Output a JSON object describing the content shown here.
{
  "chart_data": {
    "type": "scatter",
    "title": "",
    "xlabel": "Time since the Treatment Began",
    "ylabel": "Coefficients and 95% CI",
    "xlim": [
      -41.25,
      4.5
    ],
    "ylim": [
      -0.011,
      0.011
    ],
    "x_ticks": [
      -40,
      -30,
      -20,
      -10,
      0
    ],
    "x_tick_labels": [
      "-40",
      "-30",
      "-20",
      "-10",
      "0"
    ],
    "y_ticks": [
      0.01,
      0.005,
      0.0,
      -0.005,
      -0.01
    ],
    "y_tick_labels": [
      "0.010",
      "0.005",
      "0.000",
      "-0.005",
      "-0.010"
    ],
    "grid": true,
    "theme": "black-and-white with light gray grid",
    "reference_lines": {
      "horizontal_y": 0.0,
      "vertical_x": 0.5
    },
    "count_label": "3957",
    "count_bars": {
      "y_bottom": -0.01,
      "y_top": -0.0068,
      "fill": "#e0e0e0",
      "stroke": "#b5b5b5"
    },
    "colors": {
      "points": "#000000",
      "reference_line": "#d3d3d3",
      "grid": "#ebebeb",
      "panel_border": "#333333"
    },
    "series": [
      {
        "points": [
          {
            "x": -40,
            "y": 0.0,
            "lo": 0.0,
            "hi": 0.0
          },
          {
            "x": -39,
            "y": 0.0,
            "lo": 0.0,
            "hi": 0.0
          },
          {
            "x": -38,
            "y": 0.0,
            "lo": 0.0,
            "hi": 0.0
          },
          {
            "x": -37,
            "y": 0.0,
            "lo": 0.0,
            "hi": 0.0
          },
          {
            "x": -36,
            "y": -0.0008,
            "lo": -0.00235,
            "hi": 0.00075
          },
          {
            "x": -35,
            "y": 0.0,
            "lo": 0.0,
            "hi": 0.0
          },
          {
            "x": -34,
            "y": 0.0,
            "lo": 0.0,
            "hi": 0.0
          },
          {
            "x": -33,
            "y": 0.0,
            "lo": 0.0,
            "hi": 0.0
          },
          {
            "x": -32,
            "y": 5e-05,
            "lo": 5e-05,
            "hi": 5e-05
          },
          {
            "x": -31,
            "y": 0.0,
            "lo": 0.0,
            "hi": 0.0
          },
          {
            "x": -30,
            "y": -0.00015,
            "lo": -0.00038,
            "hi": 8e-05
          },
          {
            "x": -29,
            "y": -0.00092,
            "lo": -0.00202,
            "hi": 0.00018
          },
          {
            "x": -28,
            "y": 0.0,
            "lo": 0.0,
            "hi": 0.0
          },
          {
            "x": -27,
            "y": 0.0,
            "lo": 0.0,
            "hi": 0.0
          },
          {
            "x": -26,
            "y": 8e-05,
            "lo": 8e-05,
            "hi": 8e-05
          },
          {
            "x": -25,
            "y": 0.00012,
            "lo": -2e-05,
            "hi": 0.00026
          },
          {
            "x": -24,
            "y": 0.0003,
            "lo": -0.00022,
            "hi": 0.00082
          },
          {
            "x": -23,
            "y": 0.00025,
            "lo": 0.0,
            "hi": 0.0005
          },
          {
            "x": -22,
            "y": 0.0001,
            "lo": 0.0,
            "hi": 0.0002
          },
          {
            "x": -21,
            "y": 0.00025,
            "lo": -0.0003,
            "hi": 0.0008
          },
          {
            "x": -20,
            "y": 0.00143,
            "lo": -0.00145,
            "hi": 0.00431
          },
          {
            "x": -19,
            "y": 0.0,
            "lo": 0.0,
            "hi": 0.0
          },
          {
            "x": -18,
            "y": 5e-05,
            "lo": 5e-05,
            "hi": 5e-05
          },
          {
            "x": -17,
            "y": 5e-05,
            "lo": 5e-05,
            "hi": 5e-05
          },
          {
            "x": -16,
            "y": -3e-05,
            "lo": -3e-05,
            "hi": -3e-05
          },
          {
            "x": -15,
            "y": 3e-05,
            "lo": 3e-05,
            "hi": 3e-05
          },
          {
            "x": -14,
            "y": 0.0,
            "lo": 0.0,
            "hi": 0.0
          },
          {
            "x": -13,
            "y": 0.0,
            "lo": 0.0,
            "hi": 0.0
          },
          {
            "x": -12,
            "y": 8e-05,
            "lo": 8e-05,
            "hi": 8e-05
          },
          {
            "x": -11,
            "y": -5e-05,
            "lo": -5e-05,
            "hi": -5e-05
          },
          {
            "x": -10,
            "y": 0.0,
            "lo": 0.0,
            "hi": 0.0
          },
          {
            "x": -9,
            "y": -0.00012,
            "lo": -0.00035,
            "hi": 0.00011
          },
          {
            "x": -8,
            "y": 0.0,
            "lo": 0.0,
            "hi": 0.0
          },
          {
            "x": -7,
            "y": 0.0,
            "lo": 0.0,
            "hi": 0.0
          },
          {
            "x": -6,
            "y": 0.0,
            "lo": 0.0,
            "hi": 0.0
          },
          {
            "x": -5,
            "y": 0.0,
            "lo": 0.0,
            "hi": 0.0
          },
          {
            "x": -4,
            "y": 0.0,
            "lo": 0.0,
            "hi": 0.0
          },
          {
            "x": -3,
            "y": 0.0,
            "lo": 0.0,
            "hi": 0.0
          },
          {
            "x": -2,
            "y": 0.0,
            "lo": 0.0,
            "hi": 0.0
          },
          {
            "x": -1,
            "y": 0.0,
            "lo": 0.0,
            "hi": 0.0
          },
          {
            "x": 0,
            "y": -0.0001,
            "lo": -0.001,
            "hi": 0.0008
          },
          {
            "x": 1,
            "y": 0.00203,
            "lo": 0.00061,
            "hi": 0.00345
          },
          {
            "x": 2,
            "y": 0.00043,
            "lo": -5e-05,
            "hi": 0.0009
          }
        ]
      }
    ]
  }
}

#### Task objective
Using the records given above, list every line that includes the word "grid".

#### Solution to the problem
    "grid": true,
    "theme": "black-and-white with light gray grid",
      "grid": "#ebebeb",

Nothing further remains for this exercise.